- Instructions to follow:
Exactly reproduce the entries, dropping any pictures from your copy.

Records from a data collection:
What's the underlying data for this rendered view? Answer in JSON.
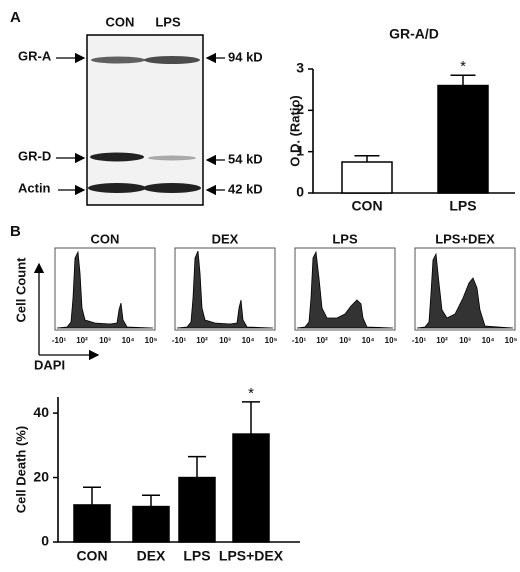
{
  "panels": [
    "A",
    "B"
  ],
  "blot": {
    "lanes": [
      "CON",
      "LPS"
    ],
    "bands": [
      "GR-A",
      "GR-D",
      "Actin"
    ],
    "markers": [
      "94 kD",
      "54 kD",
      "42 kD"
    ]
  },
  "flow": {
    "titles": [
      "CON",
      "DEX",
      "LPS",
      "LPS+DEX"
    ],
    "ylabel": "Cell Count",
    "xlabel": "DAPI",
    "xtick_labels": [
      "-10¹",
      "10²",
      "10³",
      "10⁴",
      "10⁵"
    ]
  },
  "chart_data": [
    {
      "type": "bar",
      "title": "GR-A/D",
      "ylabel": "O.D. (Ratio)",
      "categories": [
        "CON",
        "LPS"
      ],
      "values": [
        0.75,
        2.6
      ],
      "errors": [
        0.15,
        0.25
      ],
      "colors": [
        "#ffffff",
        "#000000"
      ],
      "ylim": [
        0,
        3
      ],
      "yticks": [
        0,
        1,
        2,
        3
      ],
      "annotation": "*"
    },
    {
      "type": "bar",
      "ylabel": "Cell Death (%)",
      "categories": [
        "CON",
        "DEX",
        "LPS",
        "LPS+DEX"
      ],
      "values": [
        11.5,
        11,
        20,
        33.5
      ],
      "errors": [
        5.5,
        3.5,
        6.5,
        10
      ],
      "colors": [
        "#000000",
        "#000000",
        "#000000",
        "#000000"
      ],
      "ylim": [
        0,
        45
      ],
      "yticks": [
        0,
        20,
        40
      ],
      "annotation": "*"
    }
  ]
}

- Exercise answer:
What's the underlying data for this rendered view? Answer in JSON.
{
  "panels": [
    "A",
    "B"
  ],
  "blot": {
    "lanes": [
      "CON",
      "LPS"
    ],
    "bands": [
      "GR-A",
      "GR-D",
      "Actin"
    ],
    "markers": [
      "94 kD",
      "54 kD",
      "42 kD"
    ]
  },
  "flow": {
    "titles": [
      "CON",
      "DEX",
      "LPS",
      "LPS+DEX"
    ],
    "ylabel": "Cell Count",
    "xlabel": "DAPI",
    "xtick_labels": [
      "-10¹",
      "10²",
      "10³",
      "10⁴",
      "10⁵"
    ]
  },
  "chart_data": [
    {
      "type": "bar",
      "title": "GR-A/D",
      "ylabel": "O.D. (Ratio)",
      "categories": [
        "CON",
        "LPS"
      ],
      "values": [
        0.75,
        2.6
      ],
      "errors": [
        0.15,
        0.25
      ],
      "colors": [
        "#ffffff",
        "#000000"
      ],
      "ylim": [
        0,
        3
      ],
      "yticks": [
        0,
        1,
        2,
        3
      ],
      "annotation": "*"
    },
    {
      "type": "bar",
      "ylabel": "Cell Death (%)",
      "categories": [
        "CON",
        "DEX",
        "LPS",
        "LPS+DEX"
      ],
      "values": [
        11.5,
        11,
        20,
        33.5
      ],
      "errors": [
        5.5,
        3.5,
        6.5,
        10
      ],
      "colors": [
        "#000000",
        "#000000",
        "#000000",
        "#000000"
      ],
      "ylim": [
        0,
        45
      ],
      "yticks": [
        0,
        20,
        40
      ],
      "annotation": "*"
    }
  ]
}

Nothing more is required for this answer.